Exercise directions: Pictures in the data below are not part of the copy; transcribe everything else exactly.

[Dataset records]
※

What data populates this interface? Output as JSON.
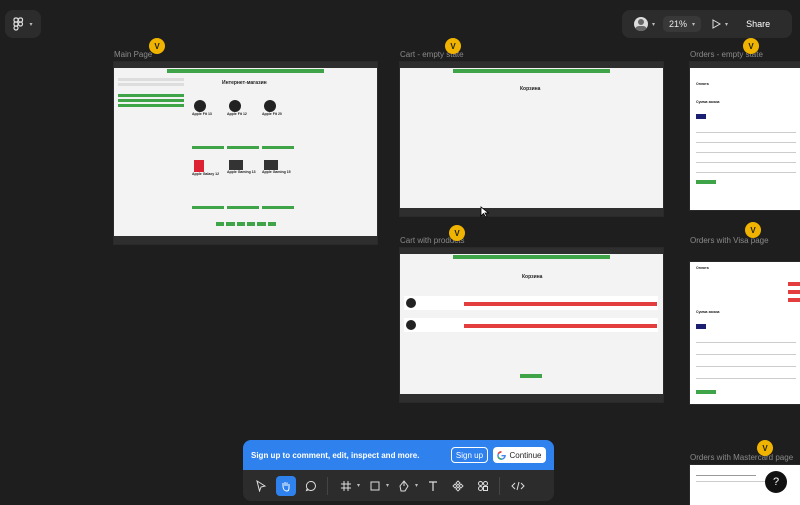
{
  "toolbar_top": {
    "zoom": "21%",
    "share_label": "Share"
  },
  "frames": [
    {
      "label": "Main Page",
      "badge": "V"
    },
    {
      "label": "Cart - empty state",
      "badge": "V"
    },
    {
      "label": "Orders - empty state",
      "badge": "V"
    },
    {
      "label": "Cart with products",
      "badge": "V"
    },
    {
      "label": "Orders with Visa page",
      "badge": "V"
    },
    {
      "label": "Orders with Mastercard page",
      "badge": "V"
    }
  ],
  "main_page": {
    "title": "Интернет-магазин",
    "products": [
      "Apple Fit 13",
      "Apple Fit 12",
      "Apple Fit 20",
      "Apple Galaxy 12",
      "Apple Gaming 13",
      "Apple Gaming 15"
    ]
  },
  "cart_empty": {
    "title": "Корзина"
  },
  "cart_products": {
    "title": "Корзина"
  },
  "orders_empty": {
    "title": "Оплата",
    "subtitle": "Сумма заказа"
  },
  "orders_visa": {
    "title": "Оплата",
    "subtitle": "Сумма заказа"
  },
  "signup": {
    "text": "Sign up to comment, edit, inspect and more.",
    "signup_label": "Sign up",
    "continue_label": "Continue"
  },
  "help_label": "?"
}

※

Exercise response:
What data populates this interface? Output as JSON.
{
  "toolbar_top": {
    "zoom": "21%",
    "share_label": "Share"
  },
  "frames": [
    {
      "label": "Main Page",
      "badge": "V"
    },
    {
      "label": "Cart - empty state",
      "badge": "V"
    },
    {
      "label": "Orders - empty state",
      "badge": "V"
    },
    {
      "label": "Cart with products",
      "badge": "V"
    },
    {
      "label": "Orders with Visa page",
      "badge": "V"
    },
    {
      "label": "Orders with Mastercard page",
      "badge": "V"
    }
  ],
  "main_page": {
    "title": "Интернет-магазин",
    "products": [
      "Apple Fit 13",
      "Apple Fit 12",
      "Apple Fit 20",
      "Apple Galaxy 12",
      "Apple Gaming 13",
      "Apple Gaming 15"
    ]
  },
  "cart_empty": {
    "title": "Корзина"
  },
  "cart_products": {
    "title": "Корзина"
  },
  "orders_empty": {
    "title": "Оплата",
    "subtitle": "Сумма заказа"
  },
  "orders_visa": {
    "title": "Оплата",
    "subtitle": "Сумма заказа"
  },
  "signup": {
    "text": "Sign up to comment, edit, inspect and more.",
    "signup_label": "Sign up",
    "continue_label": "Continue"
  },
  "help_label": "?"
}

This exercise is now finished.